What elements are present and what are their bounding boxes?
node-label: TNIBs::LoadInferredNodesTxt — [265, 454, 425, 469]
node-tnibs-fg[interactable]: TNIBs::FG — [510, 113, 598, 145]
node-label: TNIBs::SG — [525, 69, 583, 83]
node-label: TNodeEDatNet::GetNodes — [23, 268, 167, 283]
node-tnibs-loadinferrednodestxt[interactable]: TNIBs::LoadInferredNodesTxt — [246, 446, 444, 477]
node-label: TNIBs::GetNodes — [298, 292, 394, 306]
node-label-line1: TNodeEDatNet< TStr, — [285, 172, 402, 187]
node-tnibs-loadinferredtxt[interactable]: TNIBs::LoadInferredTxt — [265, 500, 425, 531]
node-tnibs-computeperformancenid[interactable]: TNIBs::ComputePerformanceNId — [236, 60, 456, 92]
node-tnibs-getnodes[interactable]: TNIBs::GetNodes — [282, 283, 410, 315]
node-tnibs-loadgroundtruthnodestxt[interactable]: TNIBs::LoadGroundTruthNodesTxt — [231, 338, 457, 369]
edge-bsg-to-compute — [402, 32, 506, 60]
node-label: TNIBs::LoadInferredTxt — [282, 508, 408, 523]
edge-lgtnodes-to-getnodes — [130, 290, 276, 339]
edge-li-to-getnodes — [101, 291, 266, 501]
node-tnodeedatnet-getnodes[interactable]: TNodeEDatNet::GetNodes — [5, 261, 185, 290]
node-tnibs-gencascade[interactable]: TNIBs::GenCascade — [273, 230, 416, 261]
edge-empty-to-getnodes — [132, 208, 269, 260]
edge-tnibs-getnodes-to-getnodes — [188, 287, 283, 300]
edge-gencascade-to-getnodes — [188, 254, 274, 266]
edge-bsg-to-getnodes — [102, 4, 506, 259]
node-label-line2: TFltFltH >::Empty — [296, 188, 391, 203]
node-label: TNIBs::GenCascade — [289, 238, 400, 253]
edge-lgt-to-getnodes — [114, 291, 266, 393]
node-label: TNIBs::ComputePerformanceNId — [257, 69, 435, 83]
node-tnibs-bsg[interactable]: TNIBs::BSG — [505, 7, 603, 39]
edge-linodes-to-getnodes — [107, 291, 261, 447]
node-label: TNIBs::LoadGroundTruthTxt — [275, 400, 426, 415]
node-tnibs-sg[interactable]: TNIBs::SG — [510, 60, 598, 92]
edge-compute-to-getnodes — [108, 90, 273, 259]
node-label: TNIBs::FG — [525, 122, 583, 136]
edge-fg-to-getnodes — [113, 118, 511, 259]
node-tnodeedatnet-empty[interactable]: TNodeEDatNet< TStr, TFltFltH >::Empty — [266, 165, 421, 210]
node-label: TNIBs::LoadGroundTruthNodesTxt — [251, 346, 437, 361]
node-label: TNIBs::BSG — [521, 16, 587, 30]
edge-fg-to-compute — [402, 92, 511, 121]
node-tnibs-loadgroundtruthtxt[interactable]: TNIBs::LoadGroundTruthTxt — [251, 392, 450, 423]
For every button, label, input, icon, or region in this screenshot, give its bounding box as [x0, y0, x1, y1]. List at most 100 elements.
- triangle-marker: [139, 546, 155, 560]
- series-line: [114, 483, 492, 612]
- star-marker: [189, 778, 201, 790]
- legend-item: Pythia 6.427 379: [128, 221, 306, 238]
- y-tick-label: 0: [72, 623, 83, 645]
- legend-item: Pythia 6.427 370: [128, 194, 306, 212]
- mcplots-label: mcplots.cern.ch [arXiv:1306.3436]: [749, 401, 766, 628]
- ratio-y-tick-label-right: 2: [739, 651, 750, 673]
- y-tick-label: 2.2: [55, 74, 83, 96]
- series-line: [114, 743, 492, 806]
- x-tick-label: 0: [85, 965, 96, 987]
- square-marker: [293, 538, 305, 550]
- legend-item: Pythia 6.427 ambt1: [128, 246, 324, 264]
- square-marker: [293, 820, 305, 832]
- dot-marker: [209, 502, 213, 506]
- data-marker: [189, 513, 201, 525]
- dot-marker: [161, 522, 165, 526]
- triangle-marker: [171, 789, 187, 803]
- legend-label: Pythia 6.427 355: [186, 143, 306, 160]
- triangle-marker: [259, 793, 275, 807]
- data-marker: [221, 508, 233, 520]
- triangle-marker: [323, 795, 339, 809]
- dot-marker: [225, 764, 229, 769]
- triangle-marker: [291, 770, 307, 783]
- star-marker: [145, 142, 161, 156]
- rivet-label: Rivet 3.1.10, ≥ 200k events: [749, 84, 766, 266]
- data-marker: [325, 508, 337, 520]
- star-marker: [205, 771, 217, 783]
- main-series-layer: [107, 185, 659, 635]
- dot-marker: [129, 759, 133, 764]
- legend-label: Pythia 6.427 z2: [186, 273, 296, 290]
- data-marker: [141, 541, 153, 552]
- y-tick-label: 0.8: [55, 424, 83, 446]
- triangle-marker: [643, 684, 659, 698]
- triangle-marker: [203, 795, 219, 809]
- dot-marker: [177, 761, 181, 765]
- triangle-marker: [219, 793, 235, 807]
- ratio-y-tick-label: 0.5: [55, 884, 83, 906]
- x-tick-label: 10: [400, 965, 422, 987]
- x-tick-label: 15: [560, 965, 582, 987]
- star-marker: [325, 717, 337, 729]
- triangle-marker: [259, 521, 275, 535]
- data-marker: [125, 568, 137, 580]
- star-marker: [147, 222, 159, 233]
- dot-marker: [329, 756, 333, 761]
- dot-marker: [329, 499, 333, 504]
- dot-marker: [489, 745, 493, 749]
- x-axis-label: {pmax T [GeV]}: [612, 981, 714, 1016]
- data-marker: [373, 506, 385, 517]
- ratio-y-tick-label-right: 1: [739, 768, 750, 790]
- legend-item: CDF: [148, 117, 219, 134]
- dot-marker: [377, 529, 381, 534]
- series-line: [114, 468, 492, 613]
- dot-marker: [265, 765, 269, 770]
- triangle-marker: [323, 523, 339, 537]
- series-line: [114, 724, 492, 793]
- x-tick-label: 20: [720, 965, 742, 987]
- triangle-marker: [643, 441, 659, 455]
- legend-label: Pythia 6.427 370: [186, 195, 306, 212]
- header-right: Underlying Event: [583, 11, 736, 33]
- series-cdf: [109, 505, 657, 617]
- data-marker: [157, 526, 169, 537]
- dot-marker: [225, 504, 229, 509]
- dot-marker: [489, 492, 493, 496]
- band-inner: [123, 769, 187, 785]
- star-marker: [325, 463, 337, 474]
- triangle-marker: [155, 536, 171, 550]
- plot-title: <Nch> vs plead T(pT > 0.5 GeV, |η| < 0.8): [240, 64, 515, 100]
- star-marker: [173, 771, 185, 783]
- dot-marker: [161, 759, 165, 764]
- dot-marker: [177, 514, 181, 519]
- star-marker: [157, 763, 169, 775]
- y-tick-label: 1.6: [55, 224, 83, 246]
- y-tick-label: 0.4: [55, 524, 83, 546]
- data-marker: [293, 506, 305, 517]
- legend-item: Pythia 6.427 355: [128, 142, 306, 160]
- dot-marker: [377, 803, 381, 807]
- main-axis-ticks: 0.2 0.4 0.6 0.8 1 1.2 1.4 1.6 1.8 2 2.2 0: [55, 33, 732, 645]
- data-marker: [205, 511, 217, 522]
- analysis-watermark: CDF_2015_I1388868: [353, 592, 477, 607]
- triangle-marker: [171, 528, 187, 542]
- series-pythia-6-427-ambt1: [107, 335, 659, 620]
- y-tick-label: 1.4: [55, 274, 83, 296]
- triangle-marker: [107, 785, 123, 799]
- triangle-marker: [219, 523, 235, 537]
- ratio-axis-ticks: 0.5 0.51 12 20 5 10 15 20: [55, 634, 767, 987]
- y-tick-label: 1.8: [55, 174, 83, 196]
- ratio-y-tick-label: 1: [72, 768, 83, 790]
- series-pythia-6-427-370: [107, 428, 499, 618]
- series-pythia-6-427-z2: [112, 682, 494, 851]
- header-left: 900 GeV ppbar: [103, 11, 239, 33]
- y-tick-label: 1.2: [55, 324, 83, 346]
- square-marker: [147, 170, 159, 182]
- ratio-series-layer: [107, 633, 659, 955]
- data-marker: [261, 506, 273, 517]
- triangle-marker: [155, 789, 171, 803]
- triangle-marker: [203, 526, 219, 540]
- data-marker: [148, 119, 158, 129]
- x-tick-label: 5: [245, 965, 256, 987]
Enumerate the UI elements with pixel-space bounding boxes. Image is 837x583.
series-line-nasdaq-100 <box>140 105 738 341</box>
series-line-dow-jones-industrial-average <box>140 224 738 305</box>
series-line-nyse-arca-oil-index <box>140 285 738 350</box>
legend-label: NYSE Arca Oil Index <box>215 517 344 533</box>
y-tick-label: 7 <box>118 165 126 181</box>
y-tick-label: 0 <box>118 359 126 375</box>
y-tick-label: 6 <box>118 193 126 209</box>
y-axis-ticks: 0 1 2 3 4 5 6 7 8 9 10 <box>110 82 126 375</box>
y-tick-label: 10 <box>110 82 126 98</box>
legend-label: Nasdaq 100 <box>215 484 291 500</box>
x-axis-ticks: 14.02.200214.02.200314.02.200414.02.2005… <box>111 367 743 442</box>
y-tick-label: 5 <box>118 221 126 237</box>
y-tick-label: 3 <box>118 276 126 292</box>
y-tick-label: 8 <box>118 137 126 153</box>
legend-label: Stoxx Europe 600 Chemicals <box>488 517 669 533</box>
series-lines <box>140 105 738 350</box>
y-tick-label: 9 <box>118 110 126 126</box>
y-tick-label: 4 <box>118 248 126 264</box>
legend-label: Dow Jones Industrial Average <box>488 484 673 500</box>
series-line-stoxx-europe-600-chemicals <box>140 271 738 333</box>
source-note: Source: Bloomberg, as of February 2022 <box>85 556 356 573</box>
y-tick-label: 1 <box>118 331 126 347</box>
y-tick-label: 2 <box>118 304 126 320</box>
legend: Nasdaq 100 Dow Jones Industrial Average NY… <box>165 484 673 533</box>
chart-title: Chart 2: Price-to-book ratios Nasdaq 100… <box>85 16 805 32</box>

=== Given exercise ===
Copy the material word for word, starting at its first line and ending at the line that contains "node-label: TNodeEDatNet::GetNodes —".

=== Worked answer ===
What elements are present and what are their bounding boxes?
node-label: TNIBs::LoadInferredNodesTxt — [265, 454, 425, 469]
node-tnibs-fg[interactable]: TNIBs::FG — [510, 113, 598, 145]
node-label: TNIBs::SG — [525, 69, 583, 83]
node-label: TNodeEDatNet::GetNodes — [23, 268, 167, 283]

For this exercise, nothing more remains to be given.